* EXERCISE BRIEF
Transcribe each record below word for word.

(Data entries)
[Start]

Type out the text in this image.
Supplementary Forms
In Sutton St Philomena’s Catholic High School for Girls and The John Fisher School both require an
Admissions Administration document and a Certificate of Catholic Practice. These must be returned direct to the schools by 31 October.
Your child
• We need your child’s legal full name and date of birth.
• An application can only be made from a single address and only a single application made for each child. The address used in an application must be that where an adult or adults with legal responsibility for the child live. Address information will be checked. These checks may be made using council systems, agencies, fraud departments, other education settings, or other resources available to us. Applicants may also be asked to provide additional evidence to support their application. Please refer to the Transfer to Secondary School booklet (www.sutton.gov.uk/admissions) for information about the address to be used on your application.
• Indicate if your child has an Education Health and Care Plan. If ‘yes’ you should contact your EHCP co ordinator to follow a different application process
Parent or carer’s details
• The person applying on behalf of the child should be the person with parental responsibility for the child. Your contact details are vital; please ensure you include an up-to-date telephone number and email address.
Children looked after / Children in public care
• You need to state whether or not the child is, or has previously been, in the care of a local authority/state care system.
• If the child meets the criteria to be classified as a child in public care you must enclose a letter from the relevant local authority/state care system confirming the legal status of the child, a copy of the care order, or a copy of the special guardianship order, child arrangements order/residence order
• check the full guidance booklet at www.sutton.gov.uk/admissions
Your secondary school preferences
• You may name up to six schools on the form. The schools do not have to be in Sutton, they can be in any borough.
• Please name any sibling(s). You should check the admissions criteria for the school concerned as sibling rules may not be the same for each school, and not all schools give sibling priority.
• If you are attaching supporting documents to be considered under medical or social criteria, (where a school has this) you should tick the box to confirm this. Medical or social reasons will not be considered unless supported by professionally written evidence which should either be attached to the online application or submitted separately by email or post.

[End]

* RESULT OF THE TASK
Type out the text in this image.
Supplementary Forms
In Sutton St Philomena’s Catholic High School for Girls and The John Fisher School both require an
Admissions Administration document and a Certificate of Catholic Practice. These must be returned direct to the schools by 31 October.
Your child
• We need your child’s legal full name and date of birth.
• An application can only be made from a single address and only a single application made for each child. The address used in an application must be that where an adult or adults with legal responsibility for the child live. Address information will be checked. These checks may be made using council systems, agencies, fraud departments, other education settings, or other resources available to us. Applicants may also be asked to provide additional evidence to support their application. Please refer to the Transfer to Secondary School booklet (www.sutton.gov.uk/admissions) for information about the address to be used on your application.
• Indicate if your child has an Education Health and Care Plan. If ‘yes’ you should contact your EHCP co ordinator to follow a different application process
Parent or carer’s details
• The person applying on behalf of the child should be the person with parental responsibility for the child. Your contact details are vital; please ensure you include an up-to-date telephone number and email address.
Children looked after / Children in public care
• You need to state whether or not the child is, or has previously been, in the care of a local authority/state care system.
• If the child meets the criteria to be classified as a child in public care you must enclose a letter from the relevant local authority/state care system confirming the legal status of the child, a copy of the care order, or a copy of the special guardianship order, child arrangements order/residence order
• check the full guidance booklet at www.sutton.gov.uk/admissions
Your secondary school preferences
• You may name up to six schools on the form. The schools do not have to be in Sutton, they can be in any borough.
• Please name any sibling(s). You should check the admissions criteria for the school concerned as sibling rules may not be the same for each school, and not all schools give sibling priority.
• If you are attaching supporting documents to be considered under medical or social criteria, (where a school has this) you should tick the box to confirm this. Medical or social reasons will not be considered unless supported by professionally written evidence which should either be attached to the online application or submitted separately by email or post.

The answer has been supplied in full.